Directive:
Do not carry the pictures over; copy every other part of the entries exactly.

Dataset records:
________

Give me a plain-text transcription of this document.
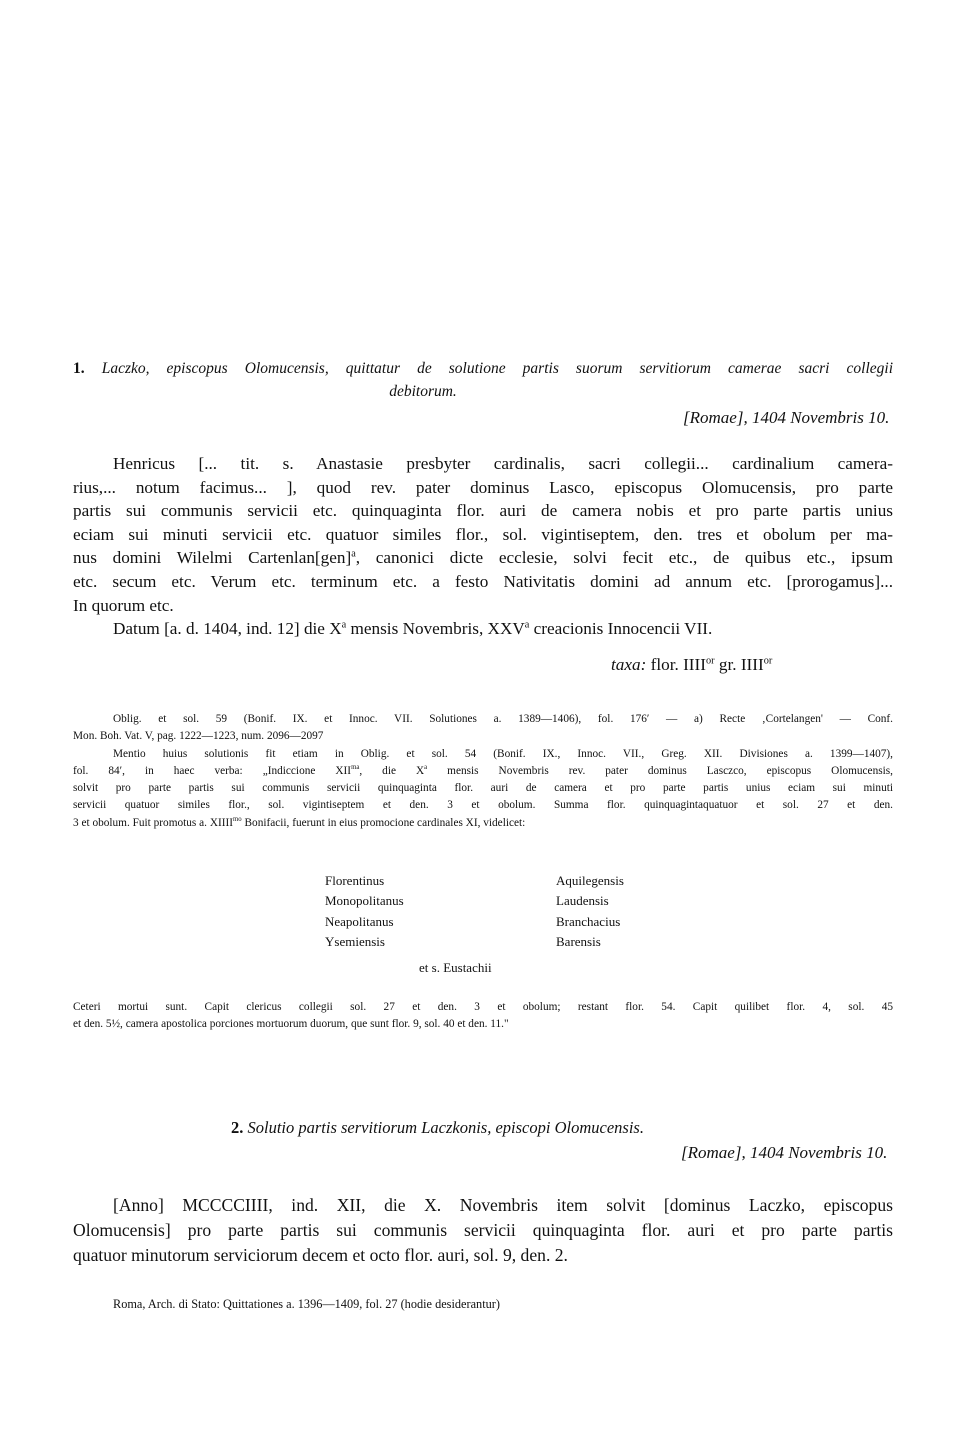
1. Laczko, episcopus Olomucensis, quittatur de solutione partis suorum servitiorum camerae sacri collegii
debitorum.
[Romae], 1404 Novembris 10.
Henricus [... tit. s. Anastasie presbyter cardinalis, sacri collegii... cardinalium camera-
rius,... notum facimus... ], quod rev. pater dominus Lasco, episcopus Olomucensis, pro parte
partis sui communis servicii etc. quinquaginta flor. auri de camera nobis et pro parte partis unius
eciam sui minuti servicii etc. quatuor similes flor., sol. vigintiseptem, den. tres et obolum per ma-
nus domini Wilelmi Cartenlan[gen]$^a$, canonici dicte ecclesie, solvi fecit etc., de quibus etc., ipsum
etc. secum etc. Verum etc. terminum etc. a festo Nativitatis domini ad annum etc. [prorogamus]...
In quorum etc.
Datum [a. d. 1404, ind. 12] die $X^a$ mensis Novembris, XXV$^a$ creacionis Innocencii VII.
taxa: flor. $IIII^{or}$ gr. $IIII^{or}$
Oblig. et sol. 59 (Bonif. IX. et Innoc. VII. Solutiones a. 1389—1406), fol. 176′ — a) Recte ‚Cortelangen' — Conf.
Mon. Boh. Vat. V, pag. 1222—1223, num. 2096—2097
Mentio huius solutionis fit etiam in Oblig. et sol. 54 (Bonif. IX., Innoc. VII., Greg. XII. Divisiones a. 1399—1407),
fol. 84′, in haec verba: „Indiccione $XII^{ma}$, die $X^a$ mensis Novembris rev. pater dominus Lasczco, episcopus Olomucensis,
solvit pro parte partis sui communis servicii quinquaginta flor. auri de camera et pro parte partis unius eciam sui minuti
servicii quatuor similes flor., sol. vigintiseptem et den. 3 et obolum. Summa flor. quinquagintaquatuor et sol. 27 et den.
3 et obolum. Fuit promotus a. $XIIII^{mo}$ Bonifacii, fuerunt in eius promocione cardinales XI, videlicet:
Florentinus
Monopolitanus
Neapolitanus
Ysemiensis
Aquilegensis
Laudensis
Branchacius
Barensis
et s. Eustachii
Ceteri mortui sunt. Capit clericus collegii sol. 27 et den. 3 et obolum; restant flor. 54. Capit quilibet flor. 4, sol. 45
et den. 5½, camera apostolica porciones mortuorum duorum, que sunt flor. 9, sol. 40 et den. 11."
2. Solutio partis servitiorum Laczkonis, episcopi Olomucensis.
[Romae], 1404 Novembris 10.
[Anno] MCCCCIIII, ind. XII, die X. Novembris item solvit [dominus Laczko, episcopus
Olomucensis] pro parte partis sui communis servicii quinquaginta flor. auri et pro parte partis
quatuor minutorum serviciorum decem et octo flor. auri, sol. 9, den. 2.
Roma, Arch. di Stato: Quittationes a. 1396—1409, fol. 27 (hodie desiderantur)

________

Full solution:
Give me a plain-text transcription of this document.
1. Laczko, episcopus Olomucensis, quittatur de solutione partis suorum servitiorum camerae sacri collegii
debitorum.
[Romae], 1404 Novembris 10.
Henricus [... tit. s. Anastasie presbyter cardinalis, sacri collegii... cardinalium camera-
rius,... notum facimus... ], quod rev. pater dominus Lasco, episcopus Olomucensis, pro parte
partis sui communis servicii etc. quinquaginta flor. auri de camera nobis et pro parte partis unius
eciam sui minuti servicii etc. quatuor similes flor., sol. vigintiseptem, den. tres et obolum per ma-
nus domini Wilelmi Cartenlan[gen]$^a$, canonici dicte ecclesie, solvi fecit etc., de quibus etc., ipsum
etc. secum etc. Verum etc. terminum etc. a festo Nativitatis domini ad annum etc. [prorogamus]...
In quorum etc.
Datum [a. d. 1404, ind. 12] die $X^a$ mensis Novembris, XXV$^a$ creacionis Innocencii VII.
taxa: flor. $IIII^{or}$ gr. $IIII^{or}$
Oblig. et sol. 59 (Bonif. IX. et Innoc. VII. Solutiones a. 1389—1406), fol. 176′ — a) Recte ‚Cortelangen' — Conf.
Mon. Boh. Vat. V, pag. 1222—1223, num. 2096—2097
Mentio huius solutionis fit etiam in Oblig. et sol. 54 (Bonif. IX., Innoc. VII., Greg. XII. Divisiones a. 1399—1407),
fol. 84′, in haec verba: „Indiccione $XII^{ma}$, die $X^a$ mensis Novembris rev. pater dominus Lasczco, episcopus Olomucensis,
solvit pro parte partis sui communis servicii quinquaginta flor. auri de camera et pro parte partis unius eciam sui minuti
servicii quatuor similes flor., sol. vigintiseptem et den. 3 et obolum. Summa flor. quinquagintaquatuor et sol. 27 et den.
3 et obolum. Fuit promotus a. $XIIII^{mo}$ Bonifacii, fuerunt in eius promocione cardinales XI, videlicet:
Florentinus
Monopolitanus
Neapolitanus
Ysemiensis
Aquilegensis
Laudensis
Branchacius
Barensis
et s. Eustachii
Ceteri mortui sunt. Capit clericus collegii sol. 27 et den. 3 et obolum; restant flor. 54. Capit quilibet flor. 4, sol. 45
et den. 5½, camera apostolica porciones mortuorum duorum, que sunt flor. 9, sol. 40 et den. 11."
2. Solutio partis servitiorum Laczkonis, episcopi Olomucensis.
[Romae], 1404 Novembris 10.
[Anno] MCCCCIIII, ind. XII, die X. Novembris item solvit [dominus Laczko, episcopus
Olomucensis] pro parte partis sui communis servicii quinquaginta flor. auri et pro parte partis
quatuor minutorum serviciorum decem et octo flor. auri, sol. 9, den. 2.
Roma, Arch. di Stato: Quittationes a. 1396—1409, fol. 27 (hodie desiderantur)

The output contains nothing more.